(Dataset records)

***

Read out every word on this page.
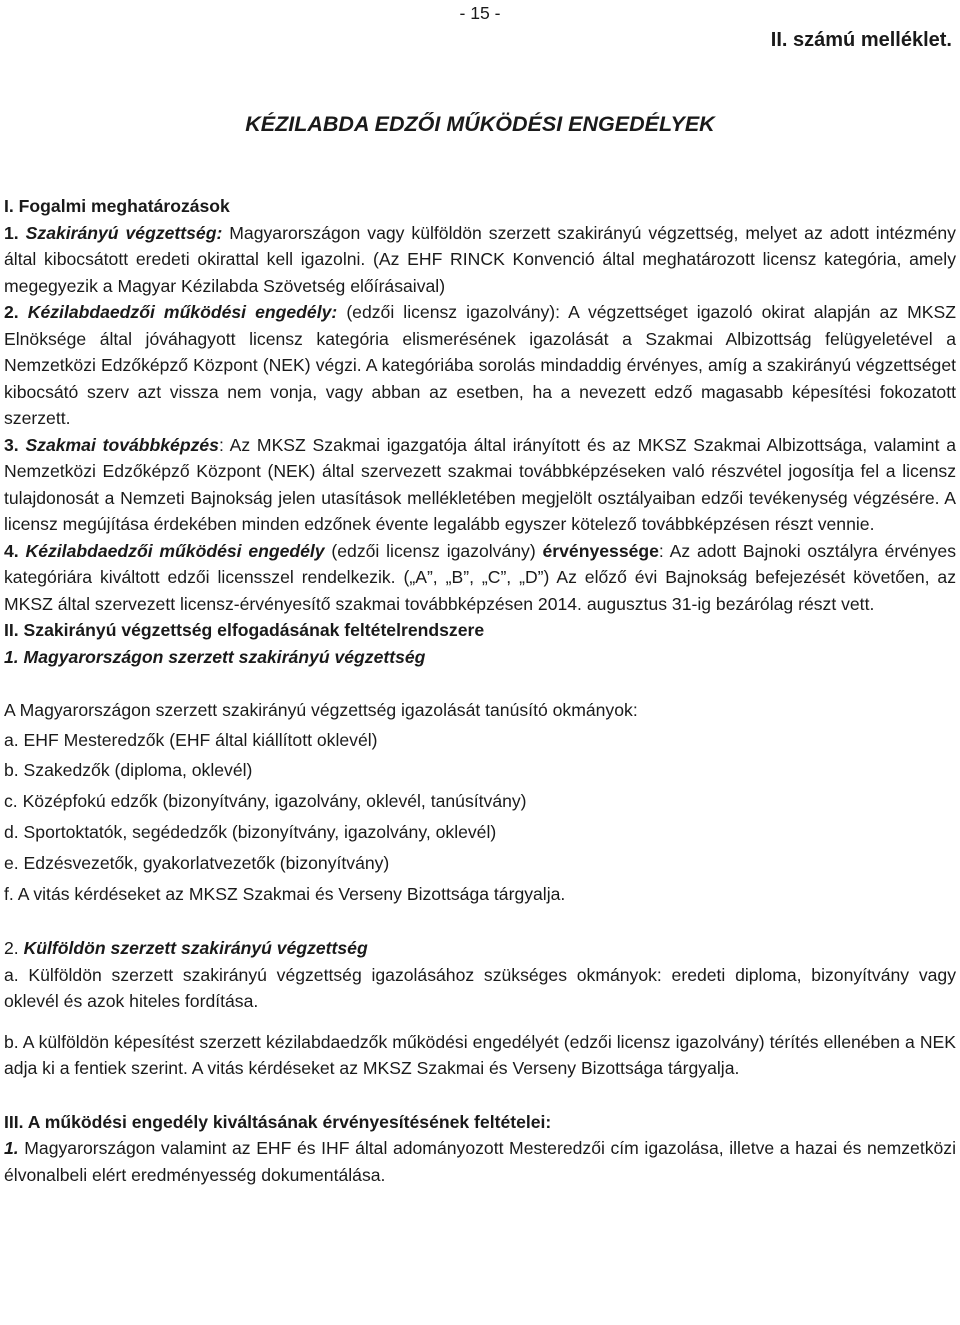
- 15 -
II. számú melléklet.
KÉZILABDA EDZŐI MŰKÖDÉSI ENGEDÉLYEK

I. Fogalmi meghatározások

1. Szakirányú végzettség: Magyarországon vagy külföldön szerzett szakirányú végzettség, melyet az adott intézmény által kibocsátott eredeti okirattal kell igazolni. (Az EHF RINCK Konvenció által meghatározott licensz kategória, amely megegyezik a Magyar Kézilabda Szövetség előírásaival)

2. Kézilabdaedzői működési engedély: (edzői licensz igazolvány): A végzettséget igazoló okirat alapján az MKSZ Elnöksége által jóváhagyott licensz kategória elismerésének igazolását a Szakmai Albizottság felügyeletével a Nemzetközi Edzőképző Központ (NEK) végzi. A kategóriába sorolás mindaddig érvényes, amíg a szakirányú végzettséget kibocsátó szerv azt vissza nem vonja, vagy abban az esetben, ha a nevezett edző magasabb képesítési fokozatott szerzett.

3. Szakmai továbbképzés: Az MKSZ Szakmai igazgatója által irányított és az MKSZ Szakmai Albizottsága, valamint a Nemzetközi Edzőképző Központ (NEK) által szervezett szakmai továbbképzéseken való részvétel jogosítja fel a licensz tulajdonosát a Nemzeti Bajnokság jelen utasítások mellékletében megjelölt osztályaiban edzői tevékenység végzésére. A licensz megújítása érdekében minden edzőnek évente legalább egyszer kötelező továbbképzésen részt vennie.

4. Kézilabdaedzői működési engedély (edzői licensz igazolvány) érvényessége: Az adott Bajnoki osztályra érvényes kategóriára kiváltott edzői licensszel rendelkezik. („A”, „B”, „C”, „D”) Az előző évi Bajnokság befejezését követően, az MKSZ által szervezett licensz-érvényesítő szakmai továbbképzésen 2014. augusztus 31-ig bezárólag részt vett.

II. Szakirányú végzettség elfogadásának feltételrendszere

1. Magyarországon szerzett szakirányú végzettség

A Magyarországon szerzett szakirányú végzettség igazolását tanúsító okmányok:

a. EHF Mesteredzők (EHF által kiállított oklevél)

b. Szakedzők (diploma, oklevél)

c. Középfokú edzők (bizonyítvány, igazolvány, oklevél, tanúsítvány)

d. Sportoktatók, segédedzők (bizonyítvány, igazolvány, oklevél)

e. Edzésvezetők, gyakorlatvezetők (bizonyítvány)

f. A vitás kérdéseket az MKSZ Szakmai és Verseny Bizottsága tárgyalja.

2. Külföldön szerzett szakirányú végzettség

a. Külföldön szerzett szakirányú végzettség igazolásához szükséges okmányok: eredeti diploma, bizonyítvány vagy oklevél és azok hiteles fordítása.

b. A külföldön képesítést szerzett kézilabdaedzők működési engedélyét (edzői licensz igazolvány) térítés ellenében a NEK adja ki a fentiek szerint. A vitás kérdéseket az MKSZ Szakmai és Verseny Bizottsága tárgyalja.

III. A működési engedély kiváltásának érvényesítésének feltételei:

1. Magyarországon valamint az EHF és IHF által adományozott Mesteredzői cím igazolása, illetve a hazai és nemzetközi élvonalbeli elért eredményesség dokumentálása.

***

- **TO BE DONE**
Without including any pictures, print all of the material exactly as given.

- **RESULT BELOW**
Read out every word on this page.
- 15 -
II. számú melléklet.
KÉZILABDA EDZŐI MŰKÖDÉSI ENGEDÉLYEK

I. Fogalmi meghatározások

1. Szakirányú végzettség: Magyarországon vagy külföldön szerzett szakirányú végzettség, melyet az adott intézmény által kibocsátott eredeti okirattal kell igazolni. (Az EHF RINCK Konvenció által meghatározott licensz kategória, amely megegyezik a Magyar Kézilabda Szövetség előírásaival)

2. Kézilabdaedzői működési engedély: (edzői licensz igazolvány): A végzettséget igazoló okirat alapján az MKSZ Elnöksége által jóváhagyott licensz kategória elismerésének igazolását a Szakmai Albizottság felügyeletével a Nemzetközi Edzőképző Központ (NEK) végzi. A kategóriába sorolás mindaddig érvényes, amíg a szakirányú végzettséget kibocsátó szerv azt vissza nem vonja, vagy abban az esetben, ha a nevezett edző magasabb képesítési fokozatott szerzett.

3. Szakmai továbbképzés: Az MKSZ Szakmai igazgatója által irányított és az MKSZ Szakmai Albizottsága, valamint a Nemzetközi Edzőképző Központ (NEK) által szervezett szakmai továbbképzéseken való részvétel jogosítja fel a licensz tulajdonosát a Nemzeti Bajnokság jelen utasítások mellékletében megjelölt osztályaiban edzői tevékenység végzésére. A licensz megújítása érdekében minden edzőnek évente legalább egyszer kötelező továbbképzésen részt vennie.

4. Kézilabdaedzői működési engedély (edzői licensz igazolvány) érvényessége: Az adott Bajnoki osztályra érvényes kategóriára kiváltott edzői licensszel rendelkezik. („A”, „B”, „C”, „D”) Az előző évi Bajnokság befejezését követően, az MKSZ által szervezett licensz-érvényesítő szakmai továbbképzésen 2014. augusztus 31-ig bezárólag részt vett.

II. Szakirányú végzettség elfogadásának feltételrendszere

1. Magyarországon szerzett szakirányú végzettség

A Magyarországon szerzett szakirányú végzettség igazolását tanúsító okmányok:

a. EHF Mesteredzők (EHF által kiállított oklevél)

b. Szakedzők (diploma, oklevél)

c. Középfokú edzők (bizonyítvány, igazolvány, oklevél, tanúsítvány)

d. Sportoktatók, segédedzők (bizonyítvány, igazolvány, oklevél)

e. Edzésvezetők, gyakorlatvezetők (bizonyítvány)

f. A vitás kérdéseket az MKSZ Szakmai és Verseny Bizottsága tárgyalja.

2. Külföldön szerzett szakirányú végzettség

a. Külföldön szerzett szakirányú végzettség igazolásához szükséges okmányok: eredeti diploma, bizonyítvány vagy oklevél és azok hiteles fordítása.

b. A külföldön képesítést szerzett kézilabdaedzők működési engedélyét (edzői licensz igazolvány) térítés ellenében a NEK adja ki a fentiek szerint. A vitás kérdéseket az MKSZ Szakmai és Verseny Bizottsága tárgyalja.

III. A működési engedély kiváltásának érvényesítésének feltételei:

1. Magyarországon valamint az EHF és IHF által adományozott Mesteredzői cím igazolása, illetve a hazai és nemzetközi élvonalbeli elért eredményesség dokumentálása.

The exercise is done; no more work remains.